Stated task>
Gather all lines with the word "Survival" in them.

Records from a collection of figures:

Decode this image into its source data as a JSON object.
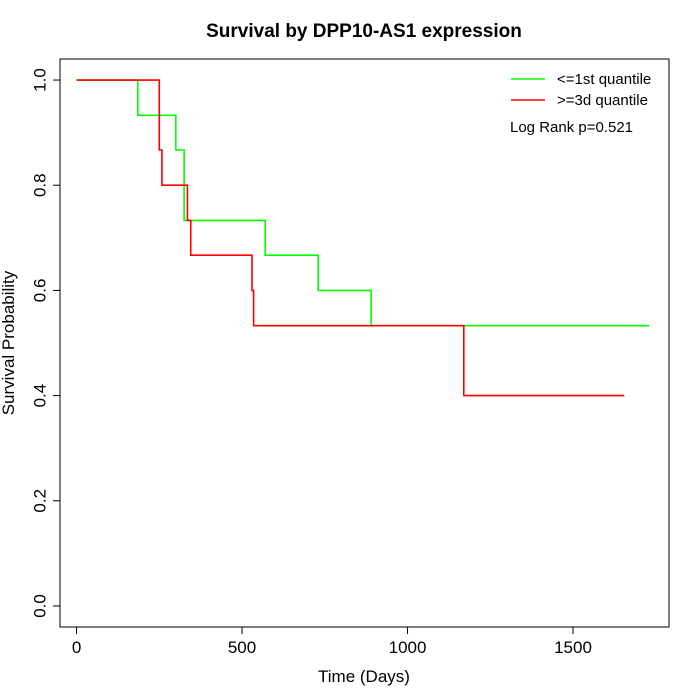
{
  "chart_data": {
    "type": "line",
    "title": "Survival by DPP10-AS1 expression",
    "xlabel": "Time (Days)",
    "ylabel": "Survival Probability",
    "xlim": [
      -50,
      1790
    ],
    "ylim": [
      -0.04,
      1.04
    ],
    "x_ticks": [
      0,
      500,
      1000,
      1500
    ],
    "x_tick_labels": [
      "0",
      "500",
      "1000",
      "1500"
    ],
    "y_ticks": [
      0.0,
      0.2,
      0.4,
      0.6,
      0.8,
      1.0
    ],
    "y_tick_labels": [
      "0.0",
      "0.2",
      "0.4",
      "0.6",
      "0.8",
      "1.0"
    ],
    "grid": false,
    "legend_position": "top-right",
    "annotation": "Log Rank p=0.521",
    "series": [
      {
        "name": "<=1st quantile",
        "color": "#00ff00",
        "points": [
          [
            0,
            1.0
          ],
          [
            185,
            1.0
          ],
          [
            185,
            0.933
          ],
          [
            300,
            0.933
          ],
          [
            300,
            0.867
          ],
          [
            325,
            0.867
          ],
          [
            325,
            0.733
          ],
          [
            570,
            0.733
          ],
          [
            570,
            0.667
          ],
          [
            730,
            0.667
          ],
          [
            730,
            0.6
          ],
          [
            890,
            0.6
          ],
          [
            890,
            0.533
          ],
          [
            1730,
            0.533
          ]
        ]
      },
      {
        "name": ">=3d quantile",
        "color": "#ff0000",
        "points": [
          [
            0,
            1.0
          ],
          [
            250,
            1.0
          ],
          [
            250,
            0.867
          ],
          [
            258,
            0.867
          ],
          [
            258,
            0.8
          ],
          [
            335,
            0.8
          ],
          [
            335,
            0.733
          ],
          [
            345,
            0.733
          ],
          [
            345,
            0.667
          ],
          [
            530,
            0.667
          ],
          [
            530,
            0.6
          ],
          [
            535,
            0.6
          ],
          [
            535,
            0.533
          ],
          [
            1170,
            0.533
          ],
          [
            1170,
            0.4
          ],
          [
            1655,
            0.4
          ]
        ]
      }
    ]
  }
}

Solved exercise>
    "title": "Survival by DPP10-AS1 expression",
    "ylabel": "Survival Probability",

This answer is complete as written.